*Brano del testo*.
──────
BUSONI DIRIGE A NAPOLI
L'ORCHESTRA DI BOLOGNA

maggio 1914

L'ARTE PIANISTICA nº 10, 15 maggio 1914.
Ferrucclo Busoni ebbe l'anno scorso, qui. a Napoli, un colossale successo di pianista. Ora vi è ritornato a capo della sua giovane orchestra bolognese e si è presentato nella veste di direttore.
Non è alle sue prime armi in quest'ufficio. In Germania, in Inghilterra e altrove egli ha già diretto. Ma in Italia dirige per la prima volta. E, in Italia, dove, forse , non vi sono le più grandiose orchestre dei mondo, si è, nondimeno, buoni giudici in fatto di esecuzioni orchestrali. Una nazione ch'ebbe Angelo Mariani, Franco Faccio, Giuseppe Martucci, ed ha Arturo Toscanini, per tacere di altri, giustifica la sua buona reputazione in materia. Napoli , che è gelosa dei suo senso d' arte e che deve da più che trent'anni la sua educazione sinfonica a Giuseppe Martucci, Napoli sa intendere, sa apprezzare, sa esaltarsi. Il Busoni era atteso con fede. L'applauso entusiastico che il pubblico unanime ha tributato al maestro al suo apparire, era l'esplosione ammirativa per la sua personalità nel mondo dell'arte: era l'espressione sincera di simpatia verso l'artista italiano, che dopo anni ed anni di profondo e costante lavoro, è oggi il più acclamato interprete di Bach e di Beethoven.

Beethoven! Il primo programma era dedicato esclusivamente a lui. Eleonora N. 2. Concerto per violino. VII sinfonia. Gli applausi tacciono. L'orchestra è intenta. Il maestro fa il cenno dell'attacco e l'esecuzione incomincia. Fin dai primi gesti e dalle prime note il pubblico si accorge di trovarsi innanzi ad un'affermazione artistica: nel corso dell'esecuzione tutte le anime sono conquise, affascinate, quasi trascinate nella fiamma della musica divina e, alla fine dei pezzo, tutto il pubblico fa al maestro un'ovazione prolungata.

Pochi minuti dì pausa, ed ecco apparire, col Busoni, il violinista
Arrigo Serato, l'artista bolognese che ha tanta fama in Italia e all'estero. La fede che si aveva in lui è stata confermata con l'inappuntabile esecuzione dei concerto. Tecnica perfetta, intonazione sicura, stile severo, ed insieme calore e colore, fanno del Serato uno dei maggiori interpretí della musica classica.

L'orchestra, nell'accompagnare li solista, è stata d'una sobrietà e di una efficacia straordinarie. La fusione era perfetta, e à volte si avea la sensazione di un grande organo.
Nel brillante finale, svolto su un tema di caccia, il Serato è apparso un superbo artista.
Alla fine del pezzo il pubblico gli ha tributato calorosi applausi e lo ha chiamato più volte alla ribalta in compagnia del Busoni.

La settima sinfonia - l'Apotepsi della danza - ha avuto nel Busoni un degno interprete. La sua esecuzione ricorda nell' insieme quella del Martucci; ciò che è naturale, data la profonda coltura classica dei due grandi artisti. Il Martucci era forse più severo, più rigido: il Busoni, invece, afferma talora la sua personalità, come, ad esempio, in certi trattenuti improvvisi nel primo tempo. Una certa scuola direttoriale, in Germania, consente un po' di elasticítà ritmica anche nelle opere dei classici. A me pare che ciò sia discutibile.
──────
*Voci fornite*.
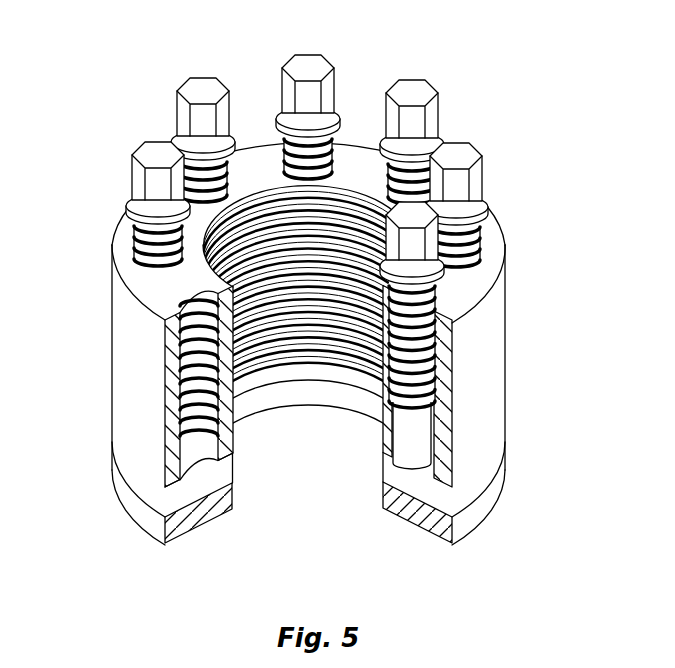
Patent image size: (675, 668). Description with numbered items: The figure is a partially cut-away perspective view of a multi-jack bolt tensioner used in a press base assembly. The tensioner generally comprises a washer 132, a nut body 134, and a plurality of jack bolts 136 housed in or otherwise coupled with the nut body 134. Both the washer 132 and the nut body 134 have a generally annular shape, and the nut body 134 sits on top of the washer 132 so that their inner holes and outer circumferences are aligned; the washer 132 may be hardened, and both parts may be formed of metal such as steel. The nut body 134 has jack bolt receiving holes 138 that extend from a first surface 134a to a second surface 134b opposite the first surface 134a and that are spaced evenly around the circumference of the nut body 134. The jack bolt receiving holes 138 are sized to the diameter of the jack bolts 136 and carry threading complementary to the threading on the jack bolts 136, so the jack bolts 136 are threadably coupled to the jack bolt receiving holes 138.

The washer 132 is at (450, 502).
The nut body 134 is at (128, 352).
The first surface 134a is at (145, 277).
The second surface 134b is at (143, 477).
The jack bolts 136 is at (158, 153).
The jack bolt receiving holes 138 is at (227, 457).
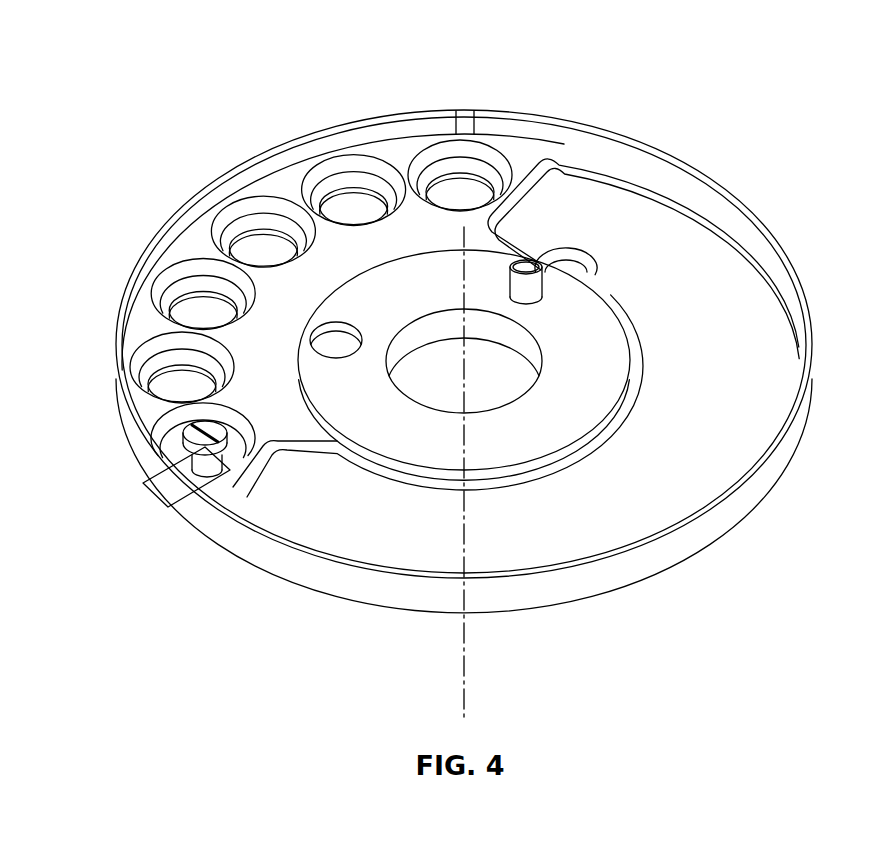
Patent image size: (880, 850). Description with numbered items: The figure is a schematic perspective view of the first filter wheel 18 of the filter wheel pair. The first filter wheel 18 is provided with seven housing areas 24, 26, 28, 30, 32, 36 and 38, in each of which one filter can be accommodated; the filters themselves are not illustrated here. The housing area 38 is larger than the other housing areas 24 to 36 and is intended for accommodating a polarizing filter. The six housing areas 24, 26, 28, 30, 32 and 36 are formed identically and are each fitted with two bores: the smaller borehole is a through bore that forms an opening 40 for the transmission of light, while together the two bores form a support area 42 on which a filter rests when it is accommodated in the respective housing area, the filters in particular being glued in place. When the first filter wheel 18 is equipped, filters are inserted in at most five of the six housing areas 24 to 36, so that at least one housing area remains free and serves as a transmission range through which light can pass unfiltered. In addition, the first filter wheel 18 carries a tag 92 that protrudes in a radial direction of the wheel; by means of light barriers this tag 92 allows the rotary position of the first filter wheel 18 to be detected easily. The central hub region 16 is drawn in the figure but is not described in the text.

The central hub 16 is at (462, 277).
The first filter wheel 18 is at (303, 610).
The housing area 24 is at (163, 438).
The housing area 26 is at (152, 362).
The housing area 28 is at (212, 283).
The housing area 30 is at (270, 220).
The housing area 32 is at (342, 215).
The housing area 36 is at (447, 162).
The housing area 38 is at (633, 240).
The opening 40 is at (322, 214).
The support area 42 is at (368, 182).
The tag 92 is at (162, 484).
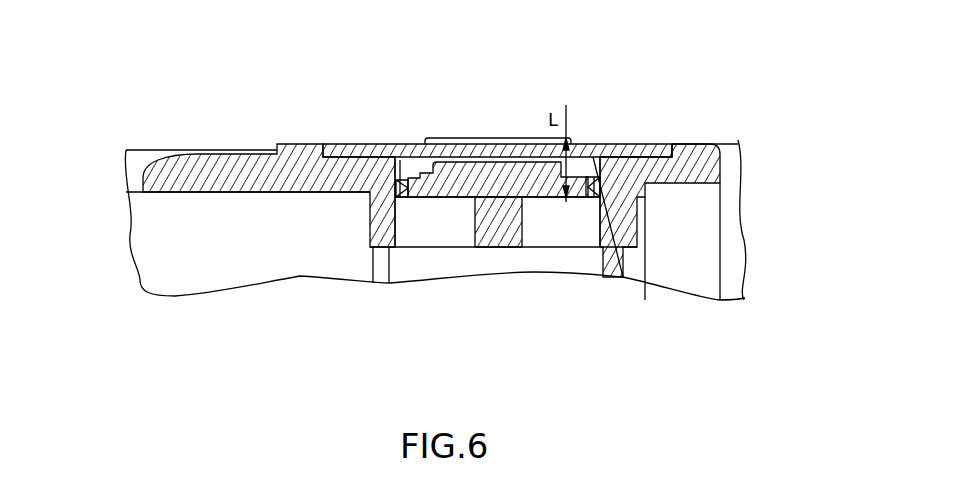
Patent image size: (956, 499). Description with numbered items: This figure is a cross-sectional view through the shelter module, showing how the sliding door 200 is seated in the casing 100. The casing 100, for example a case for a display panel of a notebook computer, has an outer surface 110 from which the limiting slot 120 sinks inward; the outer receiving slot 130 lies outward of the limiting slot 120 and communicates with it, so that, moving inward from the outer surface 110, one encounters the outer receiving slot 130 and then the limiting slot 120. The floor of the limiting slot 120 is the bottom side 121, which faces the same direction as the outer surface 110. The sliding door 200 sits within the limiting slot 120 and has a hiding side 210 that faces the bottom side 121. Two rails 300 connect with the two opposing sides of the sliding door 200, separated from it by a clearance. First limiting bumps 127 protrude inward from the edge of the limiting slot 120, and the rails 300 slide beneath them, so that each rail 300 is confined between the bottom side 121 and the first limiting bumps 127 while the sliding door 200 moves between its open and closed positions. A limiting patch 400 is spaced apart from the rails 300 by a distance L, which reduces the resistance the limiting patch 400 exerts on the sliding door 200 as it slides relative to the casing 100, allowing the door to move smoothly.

The casing 100 is at (698, 164).
The outer surface 110 is at (703, 144).
The outer receiving slot 130 is at (673, 144).
The limiting slot 120 is at (418, 157).
The limiting patch 400 is at (655, 153).
The first limiting bumps 127 is at (400, 170).
The sliding door 200 is at (507, 168).
The bottom side 121 is at (491, 190).
The rails 300 is at (418, 190).
The hiding side 210 is at (537, 200).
──────
*Cosa si chiede*.
A - Nell'articolo su Busoni direttore a Napoli, quale violinista ha eseguito il concerto per violino?
B - Nelle voci, trascrivi come lista JSON di stringhe il tratto che va dalla riga contenente "Patent image size: (880, 850)." fino alla riga contenente "The housing area 28 is at (212, 283).", estremi compresi. Usa una stringa per ogni riga e ometti le righe vuote.

*Soluzioni dei compiti*.
A - Arrigo Serato, l'artista bolognese.

B -
[
  "Patent image size: (880, 850). Description with numbered items: The figure is a schematic perspective view of the first filter wheel 18 of the filter wheel pair. The first filter wheel 18 is provided with seven housing areas 24, 26, 28, 30, 32, 36 and 38, in each of which one filter can be accommodated; the filters themselves are not illustrated here. The housing area 38 is larger than the other housing areas 24 to 36 and is intended for accommodating a polarizing filter. The six housing areas 24, 26, 28, 30, 32 and 36 are formed identically and are each fitted with two bores: the smaller borehole is a through bore that forms an opening 40 for the transmission of light, while together the two bores form a support area 42 on which a filter rests when it is accommodated in the respective housing area, the filters in particular being glued in place. When the first filter wheel 18 is equipped, filters are inserted in at most five of the six housing areas 24 to 36, so that at least one housing area remains free and serves as a transmission range through which light can pass unfiltered. In addition, the first filter wheel 18 carries a tag 92 that protrudes in a radial direction of the wheel; by means of light barriers this tag 92 allows the rotary position of the first filter wheel 18 to be detected easily. The central hub region 16 is drawn in the figure but is not described in the text.",
  "The central hub 16 is at (462, 277).",
  "The first filter wheel 18 is at (303, 610).",
  "The housing area 24 is at (163, 438).",
  "The housing area 26 is at (152, 362).",
  "The housing area 28 is at (212, 283)."
]